----- Supplied records -----
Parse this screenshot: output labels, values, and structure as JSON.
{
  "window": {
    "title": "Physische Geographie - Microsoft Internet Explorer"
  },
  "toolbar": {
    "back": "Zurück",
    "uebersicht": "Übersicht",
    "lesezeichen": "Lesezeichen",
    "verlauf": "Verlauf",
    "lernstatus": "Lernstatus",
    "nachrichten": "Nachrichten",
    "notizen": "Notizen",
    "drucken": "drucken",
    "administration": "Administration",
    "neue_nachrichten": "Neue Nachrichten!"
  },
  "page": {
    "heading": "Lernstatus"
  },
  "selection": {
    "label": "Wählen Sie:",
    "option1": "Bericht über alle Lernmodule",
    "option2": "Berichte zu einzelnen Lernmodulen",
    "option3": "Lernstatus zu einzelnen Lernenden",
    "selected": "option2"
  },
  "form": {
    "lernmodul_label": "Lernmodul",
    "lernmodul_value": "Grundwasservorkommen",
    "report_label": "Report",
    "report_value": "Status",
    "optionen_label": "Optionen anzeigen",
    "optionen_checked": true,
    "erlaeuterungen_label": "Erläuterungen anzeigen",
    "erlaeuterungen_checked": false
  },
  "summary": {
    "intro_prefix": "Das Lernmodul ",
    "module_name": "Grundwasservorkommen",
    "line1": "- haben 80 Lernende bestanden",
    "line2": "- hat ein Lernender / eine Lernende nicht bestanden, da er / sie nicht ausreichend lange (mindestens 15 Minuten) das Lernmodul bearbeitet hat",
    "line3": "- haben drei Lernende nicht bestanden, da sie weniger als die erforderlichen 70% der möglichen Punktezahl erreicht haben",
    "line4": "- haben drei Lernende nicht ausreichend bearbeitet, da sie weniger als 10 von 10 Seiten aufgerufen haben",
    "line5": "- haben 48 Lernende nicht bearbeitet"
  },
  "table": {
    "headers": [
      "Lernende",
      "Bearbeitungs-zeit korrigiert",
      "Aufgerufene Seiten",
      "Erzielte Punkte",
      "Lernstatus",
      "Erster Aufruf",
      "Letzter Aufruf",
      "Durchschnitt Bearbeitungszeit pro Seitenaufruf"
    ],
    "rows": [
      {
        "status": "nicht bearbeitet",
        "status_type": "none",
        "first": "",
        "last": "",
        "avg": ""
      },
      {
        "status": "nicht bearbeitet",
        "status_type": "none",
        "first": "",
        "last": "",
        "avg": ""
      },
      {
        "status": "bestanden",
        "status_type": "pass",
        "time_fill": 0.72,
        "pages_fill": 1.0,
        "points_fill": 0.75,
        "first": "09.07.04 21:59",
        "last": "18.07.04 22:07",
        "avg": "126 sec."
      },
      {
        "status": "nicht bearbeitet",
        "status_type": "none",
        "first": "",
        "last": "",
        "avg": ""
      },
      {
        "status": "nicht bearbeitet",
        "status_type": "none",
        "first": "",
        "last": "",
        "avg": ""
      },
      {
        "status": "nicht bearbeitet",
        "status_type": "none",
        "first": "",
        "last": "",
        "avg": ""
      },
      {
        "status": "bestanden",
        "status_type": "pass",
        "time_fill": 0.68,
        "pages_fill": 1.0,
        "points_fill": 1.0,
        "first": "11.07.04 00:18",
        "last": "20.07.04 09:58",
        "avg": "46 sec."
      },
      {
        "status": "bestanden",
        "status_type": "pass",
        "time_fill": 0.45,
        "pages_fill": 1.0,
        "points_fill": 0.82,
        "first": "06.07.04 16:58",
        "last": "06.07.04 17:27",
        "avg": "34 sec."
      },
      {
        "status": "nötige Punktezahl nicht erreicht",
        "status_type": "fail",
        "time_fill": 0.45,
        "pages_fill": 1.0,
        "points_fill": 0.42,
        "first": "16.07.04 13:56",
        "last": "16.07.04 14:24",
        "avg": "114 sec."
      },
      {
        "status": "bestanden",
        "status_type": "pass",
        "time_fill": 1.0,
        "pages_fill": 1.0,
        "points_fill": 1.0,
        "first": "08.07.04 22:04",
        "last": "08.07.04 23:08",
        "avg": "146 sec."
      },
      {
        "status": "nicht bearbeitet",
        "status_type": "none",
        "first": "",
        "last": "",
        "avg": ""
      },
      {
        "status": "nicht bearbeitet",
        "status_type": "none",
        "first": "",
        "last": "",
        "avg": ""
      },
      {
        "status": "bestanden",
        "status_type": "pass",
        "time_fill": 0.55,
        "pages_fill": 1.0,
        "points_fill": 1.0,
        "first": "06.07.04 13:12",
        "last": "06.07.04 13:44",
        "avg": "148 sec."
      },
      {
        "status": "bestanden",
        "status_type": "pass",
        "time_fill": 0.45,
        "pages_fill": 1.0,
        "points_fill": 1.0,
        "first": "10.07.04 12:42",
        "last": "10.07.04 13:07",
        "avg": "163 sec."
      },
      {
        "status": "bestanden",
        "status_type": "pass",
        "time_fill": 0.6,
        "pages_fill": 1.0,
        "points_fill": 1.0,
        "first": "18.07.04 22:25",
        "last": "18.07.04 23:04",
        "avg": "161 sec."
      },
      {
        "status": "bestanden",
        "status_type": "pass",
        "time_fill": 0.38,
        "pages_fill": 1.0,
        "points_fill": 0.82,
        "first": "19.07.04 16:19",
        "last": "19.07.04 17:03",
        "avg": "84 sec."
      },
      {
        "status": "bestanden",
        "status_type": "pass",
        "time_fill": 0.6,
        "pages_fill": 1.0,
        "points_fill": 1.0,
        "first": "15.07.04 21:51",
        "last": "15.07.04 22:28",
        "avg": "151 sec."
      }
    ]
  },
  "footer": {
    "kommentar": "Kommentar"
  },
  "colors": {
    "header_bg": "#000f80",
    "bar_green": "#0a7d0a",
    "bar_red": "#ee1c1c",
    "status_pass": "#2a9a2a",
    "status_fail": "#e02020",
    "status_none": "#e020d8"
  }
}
-----
§ **Task brief**
Look back over the material above and state how many lines hold the word "einzelnen". Write the number and nothing else.

§ **Result of the task**
2